#### The exercise:
Reproduce the material below line for line without changing anything, and leave out the pictures.

==============================

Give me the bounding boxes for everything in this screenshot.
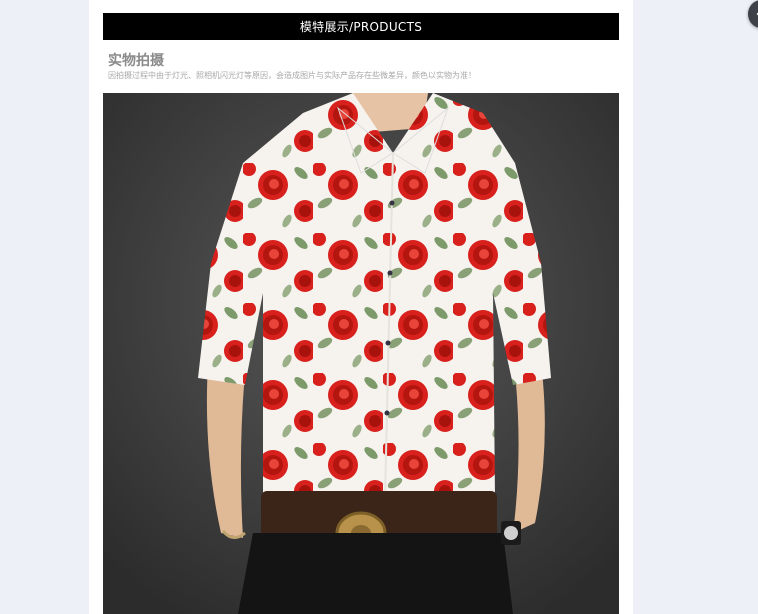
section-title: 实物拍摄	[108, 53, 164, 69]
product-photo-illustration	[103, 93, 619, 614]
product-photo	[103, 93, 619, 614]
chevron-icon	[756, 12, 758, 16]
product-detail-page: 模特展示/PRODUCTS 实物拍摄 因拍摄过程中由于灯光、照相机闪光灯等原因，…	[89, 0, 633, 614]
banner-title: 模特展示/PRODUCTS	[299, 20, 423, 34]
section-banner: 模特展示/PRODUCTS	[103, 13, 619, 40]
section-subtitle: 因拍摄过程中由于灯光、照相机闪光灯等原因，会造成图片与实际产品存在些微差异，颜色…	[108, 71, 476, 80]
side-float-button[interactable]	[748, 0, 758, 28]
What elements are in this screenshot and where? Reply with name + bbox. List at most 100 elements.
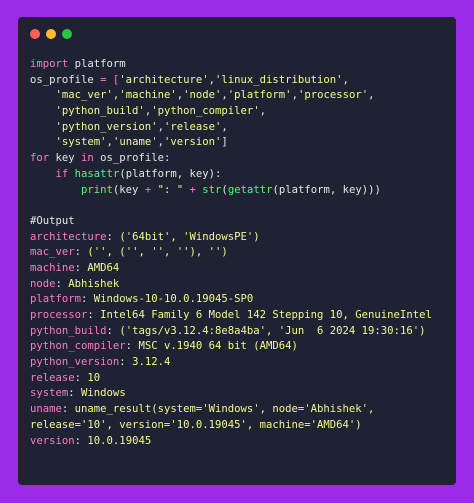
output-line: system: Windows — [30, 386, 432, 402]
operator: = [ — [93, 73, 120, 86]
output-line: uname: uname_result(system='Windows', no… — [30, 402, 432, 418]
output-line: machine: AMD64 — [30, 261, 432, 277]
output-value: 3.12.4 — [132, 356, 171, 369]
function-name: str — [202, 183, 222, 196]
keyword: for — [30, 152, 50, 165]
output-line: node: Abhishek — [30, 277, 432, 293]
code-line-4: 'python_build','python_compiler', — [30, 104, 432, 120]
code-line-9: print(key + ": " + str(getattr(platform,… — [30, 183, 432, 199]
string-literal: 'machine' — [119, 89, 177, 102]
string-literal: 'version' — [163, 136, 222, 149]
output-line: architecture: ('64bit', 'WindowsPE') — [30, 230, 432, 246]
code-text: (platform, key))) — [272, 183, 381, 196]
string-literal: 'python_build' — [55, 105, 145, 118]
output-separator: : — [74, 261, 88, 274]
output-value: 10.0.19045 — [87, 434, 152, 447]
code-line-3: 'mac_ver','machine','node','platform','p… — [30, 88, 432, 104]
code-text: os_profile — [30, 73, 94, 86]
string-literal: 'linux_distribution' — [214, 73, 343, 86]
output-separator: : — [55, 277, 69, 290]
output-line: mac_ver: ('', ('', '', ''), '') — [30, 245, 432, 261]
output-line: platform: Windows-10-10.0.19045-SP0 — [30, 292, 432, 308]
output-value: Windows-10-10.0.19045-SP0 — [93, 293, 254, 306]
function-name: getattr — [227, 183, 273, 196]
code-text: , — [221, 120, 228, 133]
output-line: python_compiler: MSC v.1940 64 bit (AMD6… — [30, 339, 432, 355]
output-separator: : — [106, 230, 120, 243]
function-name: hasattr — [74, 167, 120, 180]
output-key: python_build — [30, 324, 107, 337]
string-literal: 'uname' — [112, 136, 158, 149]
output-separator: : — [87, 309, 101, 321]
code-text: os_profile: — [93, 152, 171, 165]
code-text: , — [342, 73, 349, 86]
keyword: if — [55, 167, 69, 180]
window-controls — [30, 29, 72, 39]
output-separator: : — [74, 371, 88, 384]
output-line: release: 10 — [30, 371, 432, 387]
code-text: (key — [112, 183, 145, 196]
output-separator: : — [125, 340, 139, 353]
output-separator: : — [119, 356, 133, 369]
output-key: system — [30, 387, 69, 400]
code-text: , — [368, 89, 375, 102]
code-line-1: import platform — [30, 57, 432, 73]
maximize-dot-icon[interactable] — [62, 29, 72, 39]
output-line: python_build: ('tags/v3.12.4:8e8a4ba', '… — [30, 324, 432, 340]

==============================

#### Solution below:
Give me the bounding boxes for everything in this screenshot.
section-title: 实物拍摄	[108, 53, 164, 69]
product-photo-illustration	[103, 93, 619, 614]
product-photo	[103, 93, 619, 614]
chevron-icon	[756, 12, 758, 16]
product-detail-page: 模特展示/PRODUCTS 实物拍摄 因拍摄过程中由于灯光、照相机闪光灯等原因，…	[89, 0, 633, 614]
banner-title: 模特展示/PRODUCTS	[299, 20, 423, 34]
section-banner: 模特展示/PRODUCTS	[103, 13, 619, 40]
section-subtitle: 因拍摄过程中由于灯光、照相机闪光灯等原因，会造成图片与实际产品存在些微差异，颜色…	[108, 71, 476, 80]
side-float-button[interactable]	[748, 0, 758, 28]
What elements are in this screenshot and where? Reply with name + bbox. List at most 100 elements.
output-line: system: Windows — [30, 386, 432, 402]
operator: = [ — [93, 73, 120, 86]
output-line: uname: uname_result(system='Windows', no… — [30, 402, 432, 418]
output-line: machine: AMD64 — [30, 261, 432, 277]
output-value: 3.12.4 — [132, 356, 171, 369]
function-name: str — [202, 183, 222, 196]
keyword: for — [30, 152, 50, 165]
output-line: node: Abhishek — [30, 277, 432, 293]
code-line-4: 'python_build','python_compiler', — [30, 104, 432, 120]
code-line-9: print(key + ": " + str(getattr(platform,… — [30, 183, 432, 199]
string-literal: 'machine' — [119, 89, 177, 102]
string-literal: 'version' — [163, 136, 222, 149]
output-line: architecture: ('64bit', 'WindowsPE') — [30, 230, 432, 246]
code-text: (platform, key))) — [272, 183, 381, 196]
string-literal: 'python_build' — [55, 105, 145, 118]
output-separator: : — [74, 261, 88, 274]
output-value: 10.0.19045 — [87, 434, 152, 447]
code-line-3: 'mac_ver','machine','node','platform','p… — [30, 88, 432, 104]
code-text: os_profile — [30, 73, 94, 86]
string-literal: 'linux_distribution' — [214, 73, 343, 86]
output-separator: : — [55, 277, 69, 290]
output-line: mac_ver: ('', ('', '', ''), '') — [30, 245, 432, 261]
output-line: platform: Windows-10-10.0.19045-SP0 — [30, 292, 432, 308]
output-value: Windows-10-10.0.19045-SP0 — [93, 293, 254, 306]
function-name: getattr — [227, 183, 273, 196]
code-text: , — [221, 120, 228, 133]
output-line: python_compiler: MSC v.1940 64 bit (AMD6… — [30, 339, 432, 355]
output-separator: : — [106, 230, 120, 243]
function-name: hasattr — [74, 167, 120, 180]
output-key: python_build — [30, 324, 107, 337]
string-literal: 'uname' — [112, 136, 158, 149]
output-separator: : — [87, 309, 101, 321]
code-text: os_profile: — [93, 152, 171, 165]
code-text: , — [342, 73, 349, 86]
keyword: if — [55, 167, 69, 180]
window-controls — [30, 29, 72, 39]
output-separator: : — [74, 371, 88, 384]
output-line: release: 10 — [30, 371, 432, 387]
code-text: (key — [112, 183, 145, 196]
output-separator: : — [125, 340, 139, 353]
output-separator: : — [119, 356, 133, 369]
output-key: system — [30, 387, 69, 400]
code-text: , — [368, 89, 375, 102]
code-line-1: import platform — [30, 57, 432, 73]
maximize-dot-icon[interactable] — [62, 29, 72, 39]
output-line: python_build: ('tags/v3.12.4:8e8a4ba', '… — [30, 324, 432, 340]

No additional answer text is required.